* begin Quoted passage *

A temperature of about 250.degree. F. to 275.degree. F. is maintained in the sterilizer thereby completely sterilizing the product by the time the rows of containers have been released into the reel 212 of the transfer turret 32. The transfer
turret 32 then lowers the rows of containers with the aid of the let-down device 34, into the reel pockets of the reel 218 of the precooler 36. The reel 218 then advances the containers in a clockwise direction through cooling water in the precooler 36
until the containers engage the transfer device 38, which with the aid of the arcuate guide 248 (FIG. 5) and the let-down device 40, lowers the rows of partially cooled containers into the pockets of the reel 262 of the final cooler 42. The reel 262
then advances the rows of containers in a counterclockwise direction through the coolant until the containers are released into the pockets of the rotary discharge valve 44 which valve discharges the rows of containers one at a time upon the take-away
conveyor 290 for removal from the apparatus 20. The cooling water introduced into the precooler 36 and final cooler 42 through the conduit system 360 is effective to gradually cool the rows of containers from about 250.degree. adjacent the transfer
valve 32 to about 104.degree. F. adjacent the discharge valve 44.
A second embodiment of the cooking and cooling apparatus 20a of the present invention is illustrated in FIGS. 7 and 8. Since the parts of the apparatus 20a are quite similar to the apparatus 20, the specific details of the apparatus 20a will not
be described and parts of the apparatus 20a which are similar or identical to parts of the apparatus 20 will be assigned the same numeral followed by the letter "a."
The apparatus 20a is designed primarily for cylindrical cans, rather than glass jars, however, it will be understood that jars can also be processed by the apparatus 20a. The apparatus 20a receives rows of about 100 containers each from a row
forming unit 114a at the rate of about four rows per minute and moves the rows of containers into a pressure feed valve 22a which includes a pocketed reel 116a that advances the rows into a preheater 24a having hot water therein subjected to an
overriding air pressure. The containers are heated to about the sterilizing temperature while in the annular preheating housing 50a and are then advanced by the preheater reel 62a into the reel 128a of a rotary pressure valve 26a, which valve may be
identical in construction to the pressure valve 22a. The pressure valve 26a, aided by the let-down device 30a, discharges the rows of containers into the annular housing 140a of the sterilizer 28a which sterilizer includes a reel 170a that continuously
advances the containers therethrough. Steam at a temperature of about 250.degree. F. is directed into the sterilizer 28a through a conduit system 389 is the preferred heat treatment medium used in the sterilizer.

* end Quoted passage *

**Written task:** Carry on the description of the container cooking and cooling apparatus from its last sentence.

* begin Stored data *

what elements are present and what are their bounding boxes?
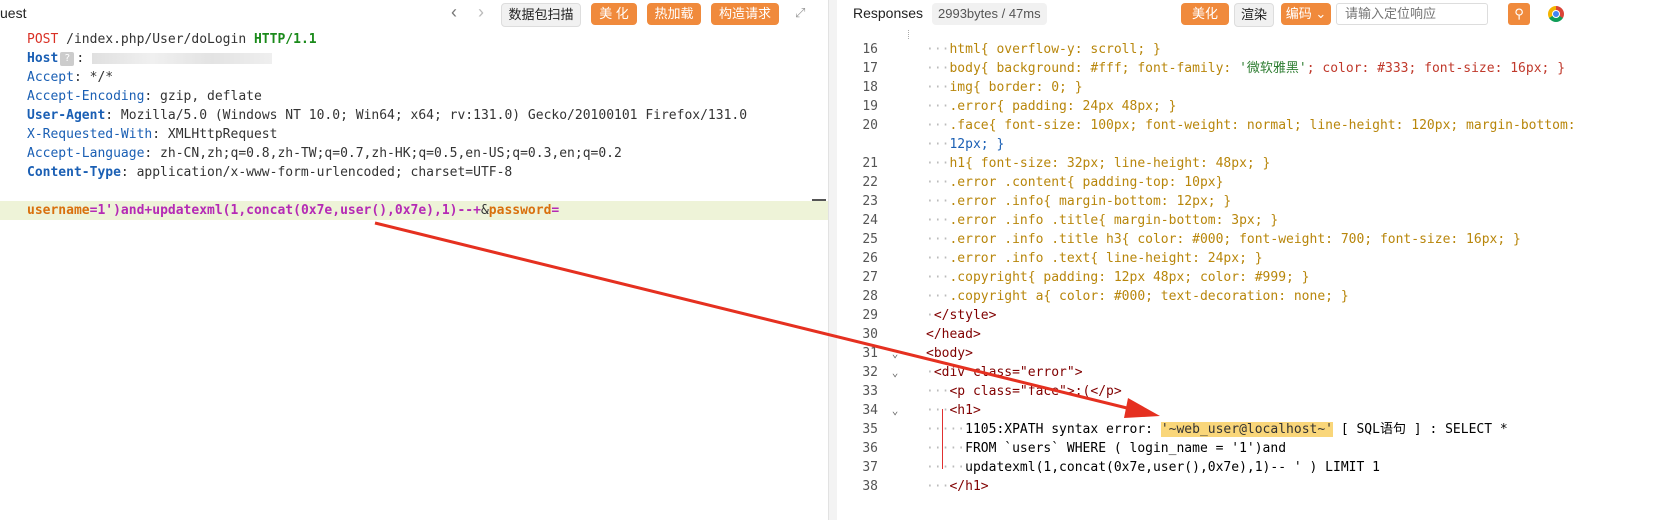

* end Stored data *

**Result of this task:**
After the rows of containers have been sterilized, they are transferred into a pressure transfer valve 32a which is preferably slightly larger in diameter than the feed valve 22a but is constructed in substantially the same way having a pocketed
reel 212a sealed to a generally cylindrical housing. In addition to providing a pressure seal for the sterilizer 28a, cooling water and air under pressure are directed into the pockets of the reel 212a through a conduit system 390 to flash cool the
container sufficiently to condense the condensible gasses therein. With the steam within the containers condensed, the pressure within the containers is low enough to permit the rows of flash cooled cans to be transferred, with the aid of a let-down
device 34a, into a final cooler 42a which is maintained at atmospheric pressure. Cooling water may be directed into the housing 252a of the final cooler from conduits 391 either as a spray or by flooding. If spray cooling is desired, it will be
understood that the housing 252a may be perforated to permit draining of the spray coolant.
The reel 262a of the final cooler moves the rows of containers through the cooling water in the housing 252a until the containers and contents are cooled to about 105.degree. F. and then moves the containers into the reel 280a of the discharge
valve 44a. The reel 280a of the discharge valve 44a need not provide a pressure tight seal with the housing, as was the case in the first embodiment of the invention, but may permit fluid to pass freely therethrough. The fully processed rows of
containers are then released from the discharge valve 44a onto a take-away conveyor 290a for removal from the apparatus 20a.
The movable parts of the apparatus 20a are continuously driven at the rate of about four rows per minute by a drive system 392 (FIGS. 7 and 8) which receive power from a drive motor 394. The motor 394 is connected to a main drive shaft 396,
which extends the full length of the apparatus 20a, by a chain drive 398 which drives the shaft in a clockwise direction. A chain drive 400 connects the shaft 396 to the sterilizer drive shaft 158a thereby driving the sterilizer reel 170a in a
counterclockwise direction. Another chain drive 402 is trained around an idler sprocket 404 journaled on the apparatus 20a, a sprocket 406 (FIG. 8) keyed to the shaft 158a and around a sprocket 408 keyed to the drive shaft 274a of the final cooler 42a
thereby driving the final cooler reel 262a in a clockwise direction. The reel 280a of the discharge valve 44a is driven in a counterclockwise direction by a chain drive 409 which interconnects the shaft 274a and the shaft 282a of the discharge valve
44a.
The reel 62a of the preheater 24a is driven in a counterclockwise direction by a chain drive 410 which connects the shaft 158a to the preheater drive shaft 84a. The preheater drive shaft 84a is connected to the shaft 117a of the pressure feed
valve 22a by a chain drive 412 thereby driving the reel 116a of the feed valve 22a in a clockwise direction. A chain drive 414 connects the shaft 117a to the shaft 130a of the pressure transfer valve 26a thereby driving the reel 128a in a clockwise
direction.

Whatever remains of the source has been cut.